Given exercise: Your task is to copy the listing exactly, with the pictures left out.

● ● ● ● ● ● ●

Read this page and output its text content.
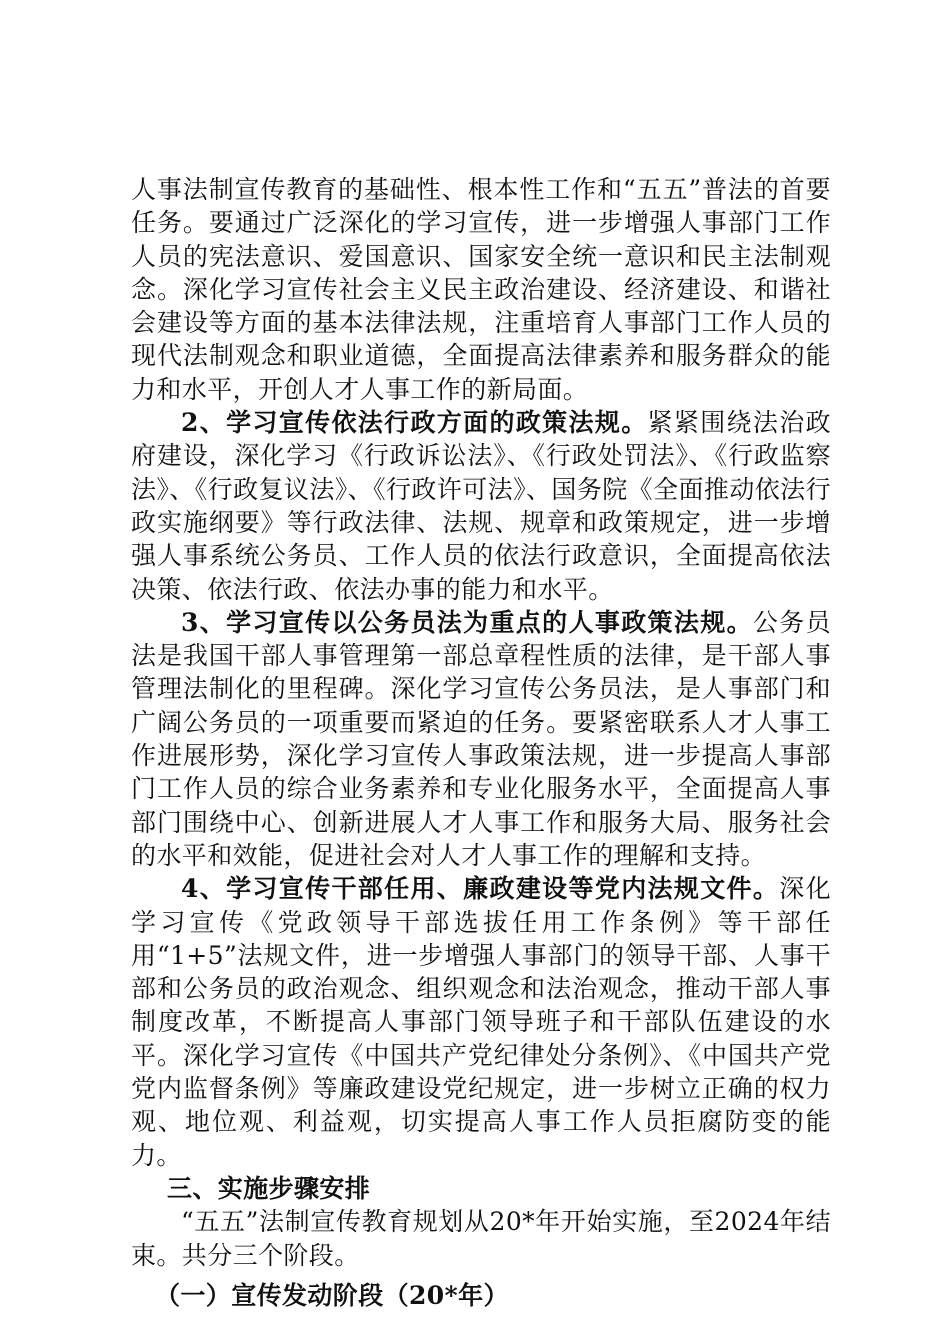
人事法制宣传教育的基础性、根本性工作和“五五”普法的首要任务。要通过广泛深化的学习宣传，进一步增强人事部门工作人员的宪法意识、爱国意识、国家安全统一意识和民主法制观念。深化学习宣传社会主义民主政治建设、经济建设、和谐社会建设等方面的基本法律法规，注重培育人事部门工作人员的现代法制观念和职业道德，全面提高法律素养和服务群众的能力和水平，开创人才人事工作的新局面。

2、学习宣传依法行政方面的政策法规。紧紧围绕法治政府建设，深化学习《行政诉讼法》、《行政处罚法》、《行政监察法》、《行政复议法》、《行政许可法》、国务院《全面推动依法行政实施纲要》等行政法律、法规、规章和政策规定，进一步增强人事系统公务员、工作人员的依法行政意识，全面提高依法决策、依法行政、依法办事的能力和水平。

3、学习宣传以公务员法为重点的人事政策法规。公务员法是我国干部人事管理第一部总章程性质的法律，是干部人事管理法制化的里程碑。深化学习宣传公务员法，是人事部门和广阔公务员的一项重要而紧迫的任务。要紧密联系人才人事工作进展形势，深化学习宣传人事政策法规，进一步提高人事部门工作人员的综合业务素养和专业化服务水平，全面提高人事部门围绕中心、创新进展人才人事工作和服务大局、服务社会的水平和效能，促进社会对人才人事工作的理解和支持。

4、学习宣传干部任用、廉政建设等党内法规文件。深化学习宣传《党政领导干部选拔任用工作条例》等干部任用“1+5”法规文件，进一步增强人事部门的领导干部、人事干部和公务员的政治观念、组织观念和法治观念，推动干部人事制度改革，不断提高人事部门领导班子和干部队伍建设的水平。深化学习宣传《中国共产党纪律处分条例》、《中国共产党党内监督条例》等廉政建设党纪规定，进一步树立正确的权力观、地位观、利益观，切实提高人事工作人员拒腐防变的能力。

三、实施步骤安排

“五五”法制宣传教育规划从20*年开始实施，至2024年结束。共分三个阶段。

（一）宣传发动阶段（20*年）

● ● ● ● ● ● ●

Answer to this exercise:
Read this page and output its text content.
人事法制宣传教育的基础性、根本性工作和“五五”普法的首要任务。要通过广泛深化的学习宣传，进一步增强人事部门工作人员的宪法意识、爱国意识、国家安全统一意识和民主法制观念。深化学习宣传社会主义民主政治建设、经济建设、和谐社会建设等方面的基本法律法规，注重培育人事部门工作人员的现代法制观念和职业道德，全面提高法律素养和服务群众的能力和水平，开创人才人事工作的新局面。

2、学习宣传依法行政方面的政策法规。紧紧围绕法治政府建设，深化学习《行政诉讼法》、《行政处罚法》、《行政监察法》、《行政复议法》、《行政许可法》、国务院《全面推动依法行政实施纲要》等行政法律、法规、规章和政策规定，进一步增强人事系统公务员、工作人员的依法行政意识，全面提高依法决策、依法行政、依法办事的能力和水平。

3、学习宣传以公务员法为重点的人事政策法规。公务员法是我国干部人事管理第一部总章程性质的法律，是干部人事管理法制化的里程碑。深化学习宣传公务员法，是人事部门和广阔公务员的一项重要而紧迫的任务。要紧密联系人才人事工作进展形势，深化学习宣传人事政策法规，进一步提高人事部门工作人员的综合业务素养和专业化服务水平，全面提高人事部门围绕中心、创新进展人才人事工作和服务大局、服务社会的水平和效能，促进社会对人才人事工作的理解和支持。

4、学习宣传干部任用、廉政建设等党内法规文件。深化学习宣传《党政领导干部选拔任用工作条例》等干部任用“1+5”法规文件，进一步增强人事部门的领导干部、人事干部和公务员的政治观念、组织观念和法治观念，推动干部人事制度改革，不断提高人事部门领导班子和干部队伍建设的水平。深化学习宣传《中国共产党纪律处分条例》、《中国共产党党内监督条例》等廉政建设党纪规定，进一步树立正确的权力观、地位观、利益观，切实提高人事工作人员拒腐防变的能力。

三、实施步骤安排

“五五”法制宣传教育规划从20*年开始实施，至2024年结束。共分三个阶段。

（一）宣传发动阶段（20*年）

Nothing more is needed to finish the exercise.